* _AIM_
Will you give the material below again, every line exactly as it is?
........
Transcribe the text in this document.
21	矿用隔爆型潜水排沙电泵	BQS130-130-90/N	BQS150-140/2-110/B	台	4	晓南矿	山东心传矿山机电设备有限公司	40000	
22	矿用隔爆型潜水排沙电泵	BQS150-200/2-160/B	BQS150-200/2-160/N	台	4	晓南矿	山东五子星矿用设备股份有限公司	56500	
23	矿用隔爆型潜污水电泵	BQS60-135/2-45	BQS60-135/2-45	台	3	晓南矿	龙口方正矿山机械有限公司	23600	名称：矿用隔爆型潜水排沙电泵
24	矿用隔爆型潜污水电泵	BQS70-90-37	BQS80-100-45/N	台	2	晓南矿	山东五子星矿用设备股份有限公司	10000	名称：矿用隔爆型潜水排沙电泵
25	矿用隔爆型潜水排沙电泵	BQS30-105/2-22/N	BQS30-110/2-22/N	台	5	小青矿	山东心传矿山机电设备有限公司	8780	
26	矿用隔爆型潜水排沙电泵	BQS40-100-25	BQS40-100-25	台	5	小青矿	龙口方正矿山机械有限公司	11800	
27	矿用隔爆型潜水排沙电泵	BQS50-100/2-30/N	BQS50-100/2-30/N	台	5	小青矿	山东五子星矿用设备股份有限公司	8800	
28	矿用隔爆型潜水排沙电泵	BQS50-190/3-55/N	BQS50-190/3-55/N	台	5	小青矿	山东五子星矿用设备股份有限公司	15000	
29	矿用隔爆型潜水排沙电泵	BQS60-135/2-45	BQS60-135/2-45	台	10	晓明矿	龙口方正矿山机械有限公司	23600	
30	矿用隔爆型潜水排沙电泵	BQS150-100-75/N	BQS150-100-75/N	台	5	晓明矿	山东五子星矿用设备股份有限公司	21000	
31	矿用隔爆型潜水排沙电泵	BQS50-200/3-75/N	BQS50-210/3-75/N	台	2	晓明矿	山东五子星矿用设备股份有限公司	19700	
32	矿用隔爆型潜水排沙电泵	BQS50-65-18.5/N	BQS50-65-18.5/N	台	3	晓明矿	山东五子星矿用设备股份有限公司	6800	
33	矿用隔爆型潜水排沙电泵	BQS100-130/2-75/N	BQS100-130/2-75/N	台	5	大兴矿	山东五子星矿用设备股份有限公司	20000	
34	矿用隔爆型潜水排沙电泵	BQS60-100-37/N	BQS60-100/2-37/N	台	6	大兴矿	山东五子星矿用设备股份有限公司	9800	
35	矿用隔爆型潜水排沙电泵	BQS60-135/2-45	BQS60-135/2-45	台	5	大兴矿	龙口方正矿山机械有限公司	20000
........
* _FULL OUTPUT_
Transcribe the text in this document.
21	矿用隔爆型潜水排沙电泵	BQS130-130-90/N	BQS150-140/2-110/B	台	4	晓南矿	山东心传矿山机电设备有限公司	40000	
22	矿用隔爆型潜水排沙电泵	BQS150-200/2-160/B	BQS150-200/2-160/N	台	4	晓南矿	山东五子星矿用设备股份有限公司	56500	
23	矿用隔爆型潜污水电泵	BQS60-135/2-45	BQS60-135/2-45	台	3	晓南矿	龙口方正矿山机械有限公司	23600	名称：矿用隔爆型潜水排沙电泵
24	矿用隔爆型潜污水电泵	BQS70-90-37	BQS80-100-45/N	台	2	晓南矿	山东五子星矿用设备股份有限公司	10000	名称：矿用隔爆型潜水排沙电泵
25	矿用隔爆型潜水排沙电泵	BQS30-105/2-22/N	BQS30-110/2-22/N	台	5	小青矿	山东心传矿山机电设备有限公司	8780	
26	矿用隔爆型潜水排沙电泵	BQS40-100-25	BQS40-100-25	台	5	小青矿	龙口方正矿山机械有限公司	11800	
27	矿用隔爆型潜水排沙电泵	BQS50-100/2-30/N	BQS50-100/2-30/N	台	5	小青矿	山东五子星矿用设备股份有限公司	8800	
28	矿用隔爆型潜水排沙电泵	BQS50-190/3-55/N	BQS50-190/3-55/N	台	5	小青矿	山东五子星矿用设备股份有限公司	15000	
29	矿用隔爆型潜水排沙电泵	BQS60-135/2-45	BQS60-135/2-45	台	10	晓明矿	龙口方正矿山机械有限公司	23600	
30	矿用隔爆型潜水排沙电泵	BQS150-100-75/N	BQS150-100-75/N	台	5	晓明矿	山东五子星矿用设备股份有限公司	21000	
31	矿用隔爆型潜水排沙电泵	BQS50-200/3-75/N	BQS50-210/3-75/N	台	2	晓明矿	山东五子星矿用设备股份有限公司	19700	
32	矿用隔爆型潜水排沙电泵	BQS50-65-18.5/N	BQS50-65-18.5/N	台	3	晓明矿	山东五子星矿用设备股份有限公司	6800	
33	矿用隔爆型潜水排沙电泵	BQS100-130/2-75/N	BQS100-130/2-75/N	台	5	大兴矿	山东五子星矿用设备股份有限公司	20000	
34	矿用隔爆型潜水排沙电泵	BQS60-100-37/N	BQS60-100/2-37/N	台	6	大兴矿	山东五子星矿用设备股份有限公司	9800	
35	矿用隔爆型潜水排沙电泵	BQS60-135/2-45	BQS60-135/2-45	台	5	大兴矿	龙口方正矿山机械有限公司	20000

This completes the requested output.